Look below for the line containing "Transcribe the text in this document.". Output it and each remaining line of the entries exactly, and nothing else.

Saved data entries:
####

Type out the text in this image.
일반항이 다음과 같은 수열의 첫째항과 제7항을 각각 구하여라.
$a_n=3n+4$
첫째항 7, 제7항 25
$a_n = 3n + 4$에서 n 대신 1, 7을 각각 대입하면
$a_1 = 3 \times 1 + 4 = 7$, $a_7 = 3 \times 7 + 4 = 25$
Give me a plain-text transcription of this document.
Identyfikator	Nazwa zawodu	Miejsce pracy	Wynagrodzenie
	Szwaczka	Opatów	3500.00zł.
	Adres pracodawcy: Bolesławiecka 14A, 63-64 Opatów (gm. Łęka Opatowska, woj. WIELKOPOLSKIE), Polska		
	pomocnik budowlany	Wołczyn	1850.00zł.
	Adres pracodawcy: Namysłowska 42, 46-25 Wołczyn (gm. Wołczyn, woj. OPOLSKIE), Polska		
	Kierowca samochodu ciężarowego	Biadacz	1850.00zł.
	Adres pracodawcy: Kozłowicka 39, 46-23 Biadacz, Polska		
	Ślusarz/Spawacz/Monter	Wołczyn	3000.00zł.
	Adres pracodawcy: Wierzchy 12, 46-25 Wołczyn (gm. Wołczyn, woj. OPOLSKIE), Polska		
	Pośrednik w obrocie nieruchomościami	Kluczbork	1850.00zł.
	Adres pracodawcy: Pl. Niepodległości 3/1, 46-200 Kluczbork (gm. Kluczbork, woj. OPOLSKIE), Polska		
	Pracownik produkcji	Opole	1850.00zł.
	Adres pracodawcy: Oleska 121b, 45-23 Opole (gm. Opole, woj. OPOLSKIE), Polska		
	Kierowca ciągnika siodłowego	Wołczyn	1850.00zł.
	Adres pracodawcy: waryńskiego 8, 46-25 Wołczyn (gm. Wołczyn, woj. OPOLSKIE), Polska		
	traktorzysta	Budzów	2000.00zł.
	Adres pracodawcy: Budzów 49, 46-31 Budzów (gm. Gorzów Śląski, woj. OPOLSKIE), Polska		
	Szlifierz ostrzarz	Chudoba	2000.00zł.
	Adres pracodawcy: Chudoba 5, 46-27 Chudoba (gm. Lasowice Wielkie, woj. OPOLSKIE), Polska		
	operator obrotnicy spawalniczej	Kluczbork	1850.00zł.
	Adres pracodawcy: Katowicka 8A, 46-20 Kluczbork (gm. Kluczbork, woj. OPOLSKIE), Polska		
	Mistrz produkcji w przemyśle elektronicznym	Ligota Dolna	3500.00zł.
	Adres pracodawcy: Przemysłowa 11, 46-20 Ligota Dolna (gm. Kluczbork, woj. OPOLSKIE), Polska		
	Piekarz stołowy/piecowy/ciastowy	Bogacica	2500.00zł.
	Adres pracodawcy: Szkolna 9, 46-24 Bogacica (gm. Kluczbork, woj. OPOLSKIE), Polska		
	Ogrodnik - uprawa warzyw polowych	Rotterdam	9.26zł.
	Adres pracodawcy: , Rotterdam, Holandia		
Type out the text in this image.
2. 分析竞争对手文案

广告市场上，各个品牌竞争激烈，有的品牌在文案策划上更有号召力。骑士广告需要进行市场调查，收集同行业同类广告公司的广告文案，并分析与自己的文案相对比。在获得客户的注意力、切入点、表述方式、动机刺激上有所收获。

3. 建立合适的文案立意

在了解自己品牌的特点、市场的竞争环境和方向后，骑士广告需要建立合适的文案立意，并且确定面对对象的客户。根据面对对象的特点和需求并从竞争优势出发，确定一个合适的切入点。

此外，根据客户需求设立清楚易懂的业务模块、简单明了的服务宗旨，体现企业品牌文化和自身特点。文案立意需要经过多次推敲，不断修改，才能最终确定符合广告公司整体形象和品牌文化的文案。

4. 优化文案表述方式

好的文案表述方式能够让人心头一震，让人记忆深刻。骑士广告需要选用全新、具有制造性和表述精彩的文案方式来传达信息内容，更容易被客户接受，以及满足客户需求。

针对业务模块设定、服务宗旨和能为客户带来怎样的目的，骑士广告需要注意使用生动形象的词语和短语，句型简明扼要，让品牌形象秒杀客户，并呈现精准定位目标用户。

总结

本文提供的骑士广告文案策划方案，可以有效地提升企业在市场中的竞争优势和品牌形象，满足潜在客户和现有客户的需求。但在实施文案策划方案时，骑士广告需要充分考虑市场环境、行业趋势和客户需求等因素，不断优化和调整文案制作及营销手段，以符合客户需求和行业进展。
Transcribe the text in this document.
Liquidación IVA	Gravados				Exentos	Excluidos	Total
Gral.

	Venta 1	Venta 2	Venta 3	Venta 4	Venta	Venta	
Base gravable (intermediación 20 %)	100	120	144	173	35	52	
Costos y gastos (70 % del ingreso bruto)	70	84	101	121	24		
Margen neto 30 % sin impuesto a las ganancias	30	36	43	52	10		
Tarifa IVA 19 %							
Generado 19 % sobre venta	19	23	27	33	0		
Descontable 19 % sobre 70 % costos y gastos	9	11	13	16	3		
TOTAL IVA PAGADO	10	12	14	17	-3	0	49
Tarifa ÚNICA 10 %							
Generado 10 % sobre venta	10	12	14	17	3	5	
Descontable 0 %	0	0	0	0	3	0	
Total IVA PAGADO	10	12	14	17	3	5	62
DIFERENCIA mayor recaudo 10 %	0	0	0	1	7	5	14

####

Answer in full:
Transcribe the text in this document.
Liquidación IVA	Gravados				Exentos	Excluidos	Total
Gral.

	Venta 1	Venta 2	Venta 3	Venta 4	Venta	Venta	
Base gravable (intermediación 20 %)	100	120	144	173	35	52	
Costos y gastos (70 % del ingreso bruto)	70	84	101	121	24		
Margen neto 30 % sin impuesto a las ganancias	30	36	43	52	10		
Tarifa IVA 19 %							
Generado 19 % sobre venta	19	23	27	33	0		
Descontable 19 % sobre 70 % costos y gastos	9	11	13	16	3		
TOTAL IVA PAGADO	10	12	14	17	-3	0	49
Tarifa ÚNICA 10 %							
Generado 10 % sobre venta	10	12	14	17	3	5	
Descontable 0 %	0	0	0	0	3	0	
Total IVA PAGADO	10	12	14	17	3	5	62
DIFERENCIA mayor recaudo 10 %	0	0	0	1	7	5	14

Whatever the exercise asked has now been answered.